■ **THE PROBLEM**
Filter the records below and copy every line containing the word "this".

Collection entries
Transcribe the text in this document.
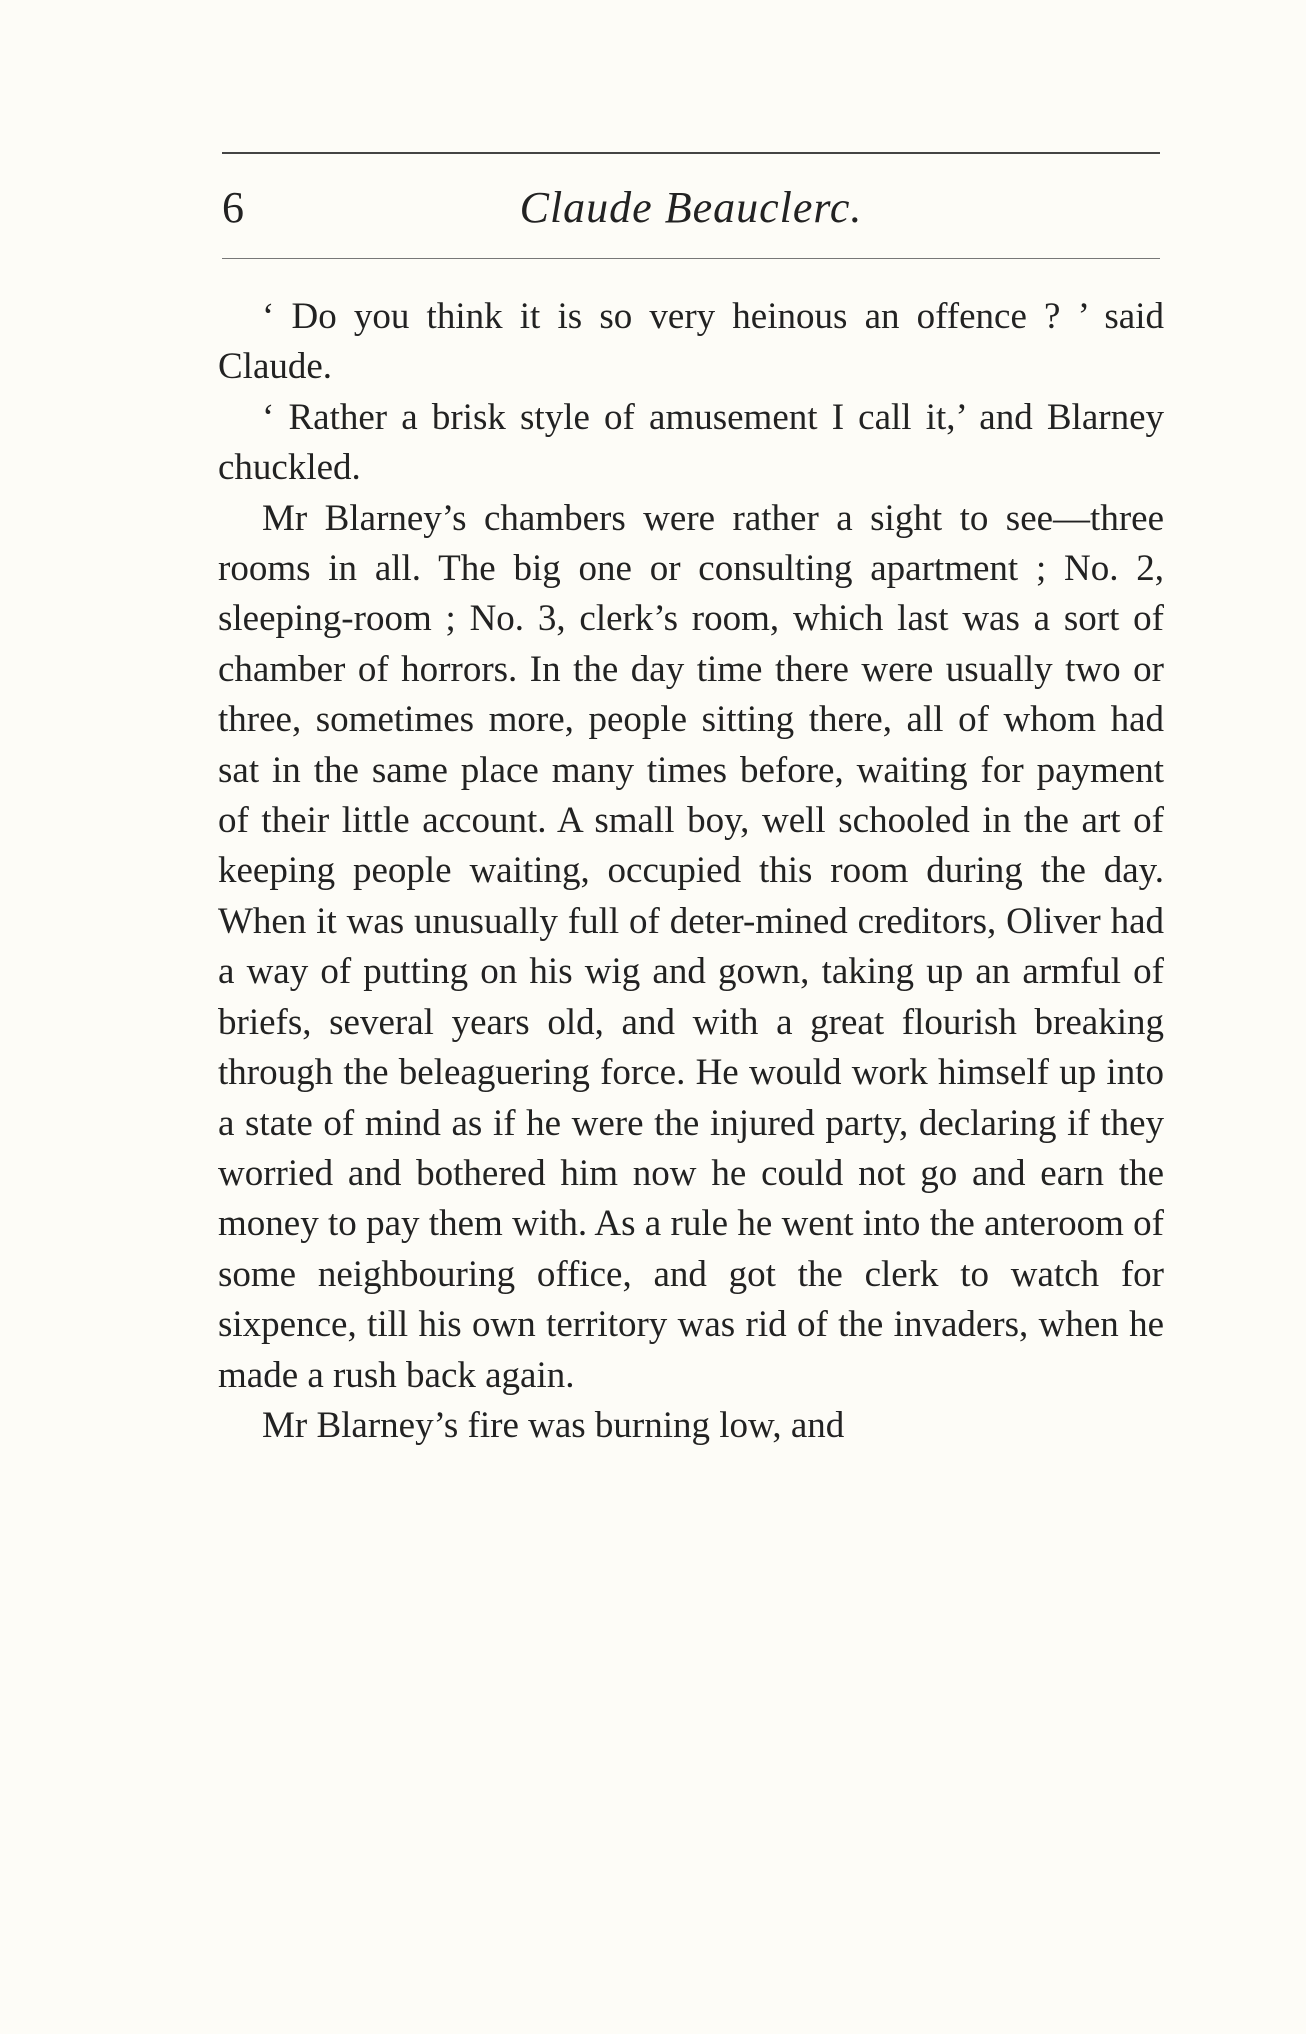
6	Claude Beauclerc.

‘ Do you think it is so very heinous an offence ? ’ said Claude.

‘ Rather a brisk style of amusement I call it,’ and Blarney chuckled.

Mr Blarney’s chambers were rather a sight to see—three rooms in all. The big one or consulting apartment ; No. 2, sleeping-room ; No. 3, clerk’s room, which last was a sort of chamber of horrors. In the day time there were usually two or three, sometimes more, people sitting there, all of whom had sat in the same place many times before, waiting for payment of their little account. A small boy, well schooled in the art of keeping people waiting, occupied this room during the day. When it was unusually full of deter-mined creditors, Oliver had a way of putting on his wig and gown, taking up an armful of briefs, several years old, and with a great flourish breaking through the beleaguering force. He would work himself up into a state of mind as if he were the injured party, declaring if they worried and bothered him now he could not go and earn the money to pay them with. As a rule he went into the anteroom of some neighbouring office, and got the clerk to watch for sixpence, till his own territory was rid of the invaders, when he made a rush back again.

Mr Blarney’s fire was burning low, and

■ **REPLY**
Transcribe the text in this document.
Mr Blarney’s chambers were rather a sight to see—three rooms in all. The big one or consulting apartment ; No. 2, sleeping-room ; No. 3, clerk’s room, which last was a sort of chamber of horrors. In the day time there were usually two or three, sometimes more, people sitting there, all of whom had sat in the same place many times before, waiting for payment of their little account. A small boy, well schooled in the art of keeping people waiting, occupied this room during the day. When it was unusually full of deter-mined creditors, Oliver had a way of putting on his wig and gown, taking up an armful of briefs, several years old, and with a great flourish breaking through the beleaguering force. He would work himself up into a state of mind as if he were the injured party, declaring if they worried and bothered him now he could not go and earn the money to pay them with. As a rule he went into the anteroom of some neighbouring office, and got the clerk to watch for sixpence, till his own territory was rid of the invaders, when he made a rush back again.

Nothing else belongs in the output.